= ENTRIES PROVIDED =
········

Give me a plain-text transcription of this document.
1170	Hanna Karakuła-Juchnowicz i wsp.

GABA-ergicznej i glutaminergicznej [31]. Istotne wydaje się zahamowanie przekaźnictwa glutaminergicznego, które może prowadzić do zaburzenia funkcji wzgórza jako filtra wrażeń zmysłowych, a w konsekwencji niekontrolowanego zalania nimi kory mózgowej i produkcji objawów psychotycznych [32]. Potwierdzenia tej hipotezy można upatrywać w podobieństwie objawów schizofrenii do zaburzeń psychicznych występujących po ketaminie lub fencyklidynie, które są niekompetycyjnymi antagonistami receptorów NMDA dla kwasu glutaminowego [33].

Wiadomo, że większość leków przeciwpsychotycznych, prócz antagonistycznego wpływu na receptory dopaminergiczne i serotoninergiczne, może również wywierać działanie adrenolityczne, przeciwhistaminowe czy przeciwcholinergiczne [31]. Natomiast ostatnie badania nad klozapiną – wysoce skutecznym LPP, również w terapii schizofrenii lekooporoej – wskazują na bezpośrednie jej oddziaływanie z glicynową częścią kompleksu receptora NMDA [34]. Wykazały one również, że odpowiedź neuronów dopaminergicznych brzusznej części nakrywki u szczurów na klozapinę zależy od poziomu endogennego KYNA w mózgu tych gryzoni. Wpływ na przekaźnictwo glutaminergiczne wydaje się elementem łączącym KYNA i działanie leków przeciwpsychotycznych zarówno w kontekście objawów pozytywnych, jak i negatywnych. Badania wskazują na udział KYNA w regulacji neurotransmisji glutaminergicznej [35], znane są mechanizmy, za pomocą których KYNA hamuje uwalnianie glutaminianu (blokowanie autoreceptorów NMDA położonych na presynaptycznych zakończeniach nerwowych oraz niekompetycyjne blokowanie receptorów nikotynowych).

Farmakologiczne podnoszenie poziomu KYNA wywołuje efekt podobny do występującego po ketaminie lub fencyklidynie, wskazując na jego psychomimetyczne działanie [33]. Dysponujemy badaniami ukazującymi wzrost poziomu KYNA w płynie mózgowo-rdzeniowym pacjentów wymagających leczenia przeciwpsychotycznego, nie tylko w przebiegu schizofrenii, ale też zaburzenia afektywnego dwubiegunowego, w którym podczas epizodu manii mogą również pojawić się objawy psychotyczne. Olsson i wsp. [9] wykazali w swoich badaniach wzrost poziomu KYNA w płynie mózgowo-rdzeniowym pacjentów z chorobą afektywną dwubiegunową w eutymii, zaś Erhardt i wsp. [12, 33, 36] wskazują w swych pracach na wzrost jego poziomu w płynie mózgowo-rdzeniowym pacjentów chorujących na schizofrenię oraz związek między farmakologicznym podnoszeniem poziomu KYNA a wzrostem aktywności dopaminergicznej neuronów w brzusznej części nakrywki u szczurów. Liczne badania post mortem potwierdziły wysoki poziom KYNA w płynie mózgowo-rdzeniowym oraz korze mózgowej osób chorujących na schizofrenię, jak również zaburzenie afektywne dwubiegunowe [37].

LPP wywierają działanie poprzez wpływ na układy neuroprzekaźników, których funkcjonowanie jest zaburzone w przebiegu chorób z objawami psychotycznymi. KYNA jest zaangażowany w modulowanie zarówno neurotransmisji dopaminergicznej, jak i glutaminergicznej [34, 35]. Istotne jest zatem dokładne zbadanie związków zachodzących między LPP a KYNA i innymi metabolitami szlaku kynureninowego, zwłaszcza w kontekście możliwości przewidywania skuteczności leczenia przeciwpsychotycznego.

········

= TASK TO COMPLETE =
Copy all the entries verbatim.

= EXERCISE RESULT =
Give me a plain-text transcription of this document.
1170	Hanna Karakuła-Juchnowicz i wsp.

GABA-ergicznej i glutaminergicznej [31]. Istotne wydaje się zahamowanie przekaźnictwa glutaminergicznego, które może prowadzić do zaburzenia funkcji wzgórza jako filtra wrażeń zmysłowych, a w konsekwencji niekontrolowanego zalania nimi kory mózgowej i produkcji objawów psychotycznych [32]. Potwierdzenia tej hipotezy można upatrywać w podobieństwie objawów schizofrenii do zaburzeń psychicznych występujących po ketaminie lub fencyklidynie, które są niekompetycyjnymi antagonistami receptorów NMDA dla kwasu glutaminowego [33].

Wiadomo, że większość leków przeciwpsychotycznych, prócz antagonistycznego wpływu na receptory dopaminergiczne i serotoninergiczne, może również wywierać działanie adrenolityczne, przeciwhistaminowe czy przeciwcholinergiczne [31]. Natomiast ostatnie badania nad klozapiną – wysoce skutecznym LPP, również w terapii schizofrenii lekooporoej – wskazują na bezpośrednie jej oddziaływanie z glicynową częścią kompleksu receptora NMDA [34]. Wykazały one również, że odpowiedź neuronów dopaminergicznych brzusznej części nakrywki u szczurów na klozapinę zależy od poziomu endogennego KYNA w mózgu tych gryzoni. Wpływ na przekaźnictwo glutaminergiczne wydaje się elementem łączącym KYNA i działanie leków przeciwpsychotycznych zarówno w kontekście objawów pozytywnych, jak i negatywnych. Badania wskazują na udział KYNA w regulacji neurotransmisji glutaminergicznej [35], znane są mechanizmy, za pomocą których KYNA hamuje uwalnianie glutaminianu (blokowanie autoreceptorów NMDA położonych na presynaptycznych zakończeniach nerwowych oraz niekompetycyjne blokowanie receptorów nikotynowych).

Farmakologiczne podnoszenie poziomu KYNA wywołuje efekt podobny do występującego po ketaminie lub fencyklidynie, wskazując na jego psychomimetyczne działanie [33]. Dysponujemy badaniami ukazującymi wzrost poziomu KYNA w płynie mózgowo-rdzeniowym pacjentów wymagających leczenia przeciwpsychotycznego, nie tylko w przebiegu schizofrenii, ale też zaburzenia afektywnego dwubiegunowego, w którym podczas epizodu manii mogą również pojawić się objawy psychotyczne. Olsson i wsp. [9] wykazali w swoich badaniach wzrost poziomu KYNA w płynie mózgowo-rdzeniowym pacjentów z chorobą afektywną dwubiegunową w eutymii, zaś Erhardt i wsp. [12, 33, 36] wskazują w swych pracach na wzrost jego poziomu w płynie mózgowo-rdzeniowym pacjentów chorujących na schizofrenię oraz związek między farmakologicznym podnoszeniem poziomu KYNA a wzrostem aktywności dopaminergicznej neuronów w brzusznej części nakrywki u szczurów. Liczne badania post mortem potwierdziły wysoki poziom KYNA w płynie mózgowo-rdzeniowym oraz korze mózgowej osób chorujących na schizofrenię, jak również zaburzenie afektywne dwubiegunowe [37].

LPP wywierają działanie poprzez wpływ na układy neuroprzekaźników, których funkcjonowanie jest zaburzone w przebiegu chorób z objawami psychotycznymi. KYNA jest zaangażowany w modulowanie zarówno neurotransmisji dopaminergicznej, jak i glutaminergicznej [34, 35]. Istotne jest zatem dokładne zbadanie związków zachodzących między LPP a KYNA i innymi metabolitami szlaku kynureninowego, zwłaszcza w kontekście możliwości przewidywania skuteczności leczenia przeciwpsychotycznego.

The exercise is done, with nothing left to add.